=== Information given ===
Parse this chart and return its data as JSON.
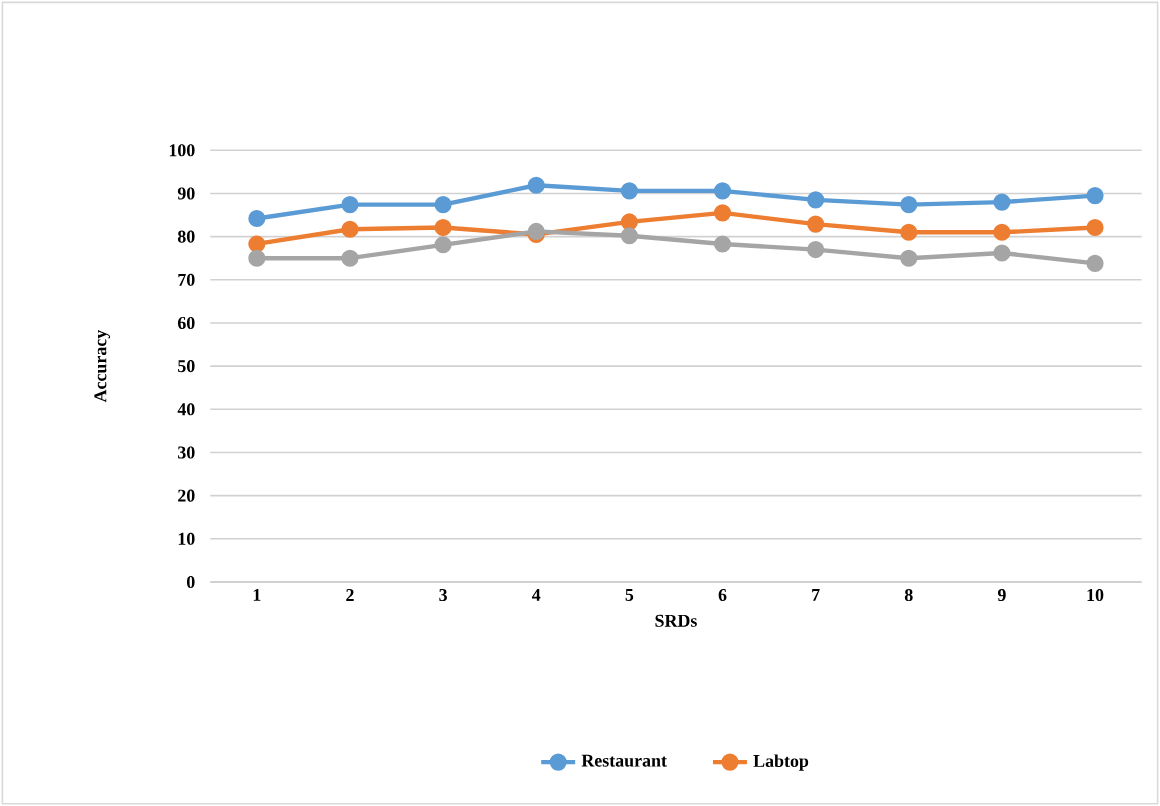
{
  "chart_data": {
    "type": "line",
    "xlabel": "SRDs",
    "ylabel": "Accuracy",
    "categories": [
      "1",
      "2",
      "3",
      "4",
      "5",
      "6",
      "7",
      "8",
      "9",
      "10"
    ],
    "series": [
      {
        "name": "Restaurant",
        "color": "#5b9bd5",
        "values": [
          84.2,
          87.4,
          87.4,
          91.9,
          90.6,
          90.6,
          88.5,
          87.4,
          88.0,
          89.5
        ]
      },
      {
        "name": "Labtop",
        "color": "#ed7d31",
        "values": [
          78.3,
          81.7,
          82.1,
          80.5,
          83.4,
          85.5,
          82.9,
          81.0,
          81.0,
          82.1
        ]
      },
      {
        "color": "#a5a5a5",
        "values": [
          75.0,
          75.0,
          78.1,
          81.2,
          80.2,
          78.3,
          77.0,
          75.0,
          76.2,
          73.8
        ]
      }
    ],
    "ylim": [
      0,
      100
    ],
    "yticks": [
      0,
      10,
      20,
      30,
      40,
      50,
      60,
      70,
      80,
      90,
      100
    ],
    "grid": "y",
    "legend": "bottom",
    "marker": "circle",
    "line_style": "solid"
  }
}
===
=== Information given ===
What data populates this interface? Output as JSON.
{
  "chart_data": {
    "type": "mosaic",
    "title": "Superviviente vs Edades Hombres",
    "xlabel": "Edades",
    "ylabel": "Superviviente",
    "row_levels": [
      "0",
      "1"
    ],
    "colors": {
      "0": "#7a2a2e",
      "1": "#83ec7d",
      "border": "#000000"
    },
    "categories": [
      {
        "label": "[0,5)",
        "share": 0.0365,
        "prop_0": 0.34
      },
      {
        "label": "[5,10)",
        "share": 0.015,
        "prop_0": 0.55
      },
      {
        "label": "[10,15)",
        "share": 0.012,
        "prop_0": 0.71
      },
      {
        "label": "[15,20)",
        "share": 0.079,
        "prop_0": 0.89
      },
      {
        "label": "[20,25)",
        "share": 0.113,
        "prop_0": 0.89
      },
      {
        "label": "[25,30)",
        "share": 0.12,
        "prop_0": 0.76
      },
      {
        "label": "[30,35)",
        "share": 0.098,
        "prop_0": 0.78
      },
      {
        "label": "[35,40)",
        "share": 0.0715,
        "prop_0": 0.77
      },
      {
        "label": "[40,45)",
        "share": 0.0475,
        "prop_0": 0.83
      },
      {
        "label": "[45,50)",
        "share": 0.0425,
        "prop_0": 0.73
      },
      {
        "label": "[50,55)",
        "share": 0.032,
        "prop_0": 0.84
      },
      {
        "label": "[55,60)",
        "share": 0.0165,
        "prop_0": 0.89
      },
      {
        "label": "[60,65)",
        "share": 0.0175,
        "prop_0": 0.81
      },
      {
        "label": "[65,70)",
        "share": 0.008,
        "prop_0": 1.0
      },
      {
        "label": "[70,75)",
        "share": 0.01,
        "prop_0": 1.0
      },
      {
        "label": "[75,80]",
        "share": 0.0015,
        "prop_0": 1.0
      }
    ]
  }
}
===
=== Information given ===
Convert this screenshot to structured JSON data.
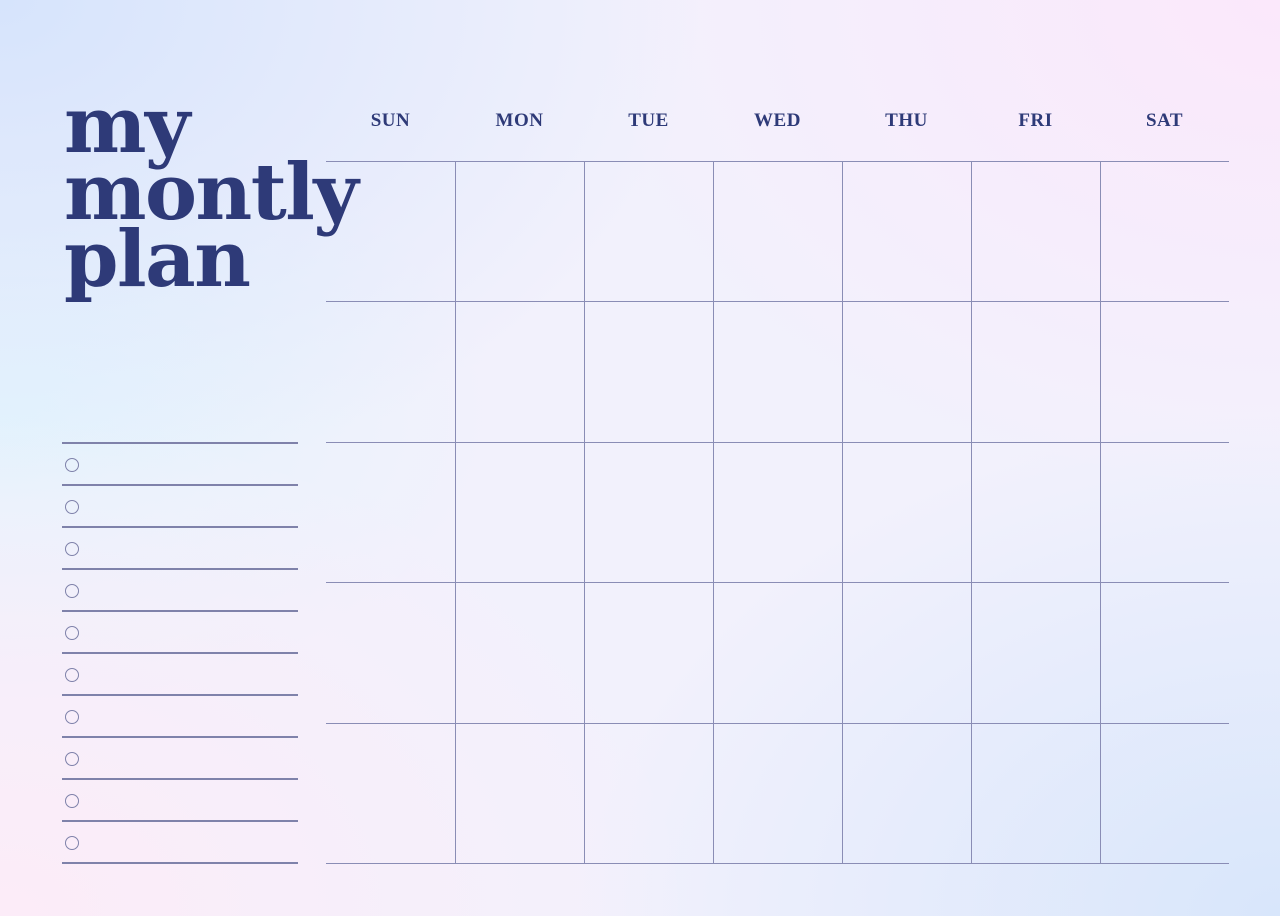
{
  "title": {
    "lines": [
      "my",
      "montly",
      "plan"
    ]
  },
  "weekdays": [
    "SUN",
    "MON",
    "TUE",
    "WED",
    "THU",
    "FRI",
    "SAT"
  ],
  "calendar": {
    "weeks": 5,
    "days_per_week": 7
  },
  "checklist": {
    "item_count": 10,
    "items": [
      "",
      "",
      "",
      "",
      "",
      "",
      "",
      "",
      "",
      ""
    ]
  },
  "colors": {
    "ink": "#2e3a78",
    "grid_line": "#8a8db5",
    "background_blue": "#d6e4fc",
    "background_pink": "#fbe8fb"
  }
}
===
• _What is being asked_
Which lines hold the word "Edades"? Copy all of them.

• _Solution_
    "title": "Superviviente vs Edades Hombres",
    "xlabel": "Edades",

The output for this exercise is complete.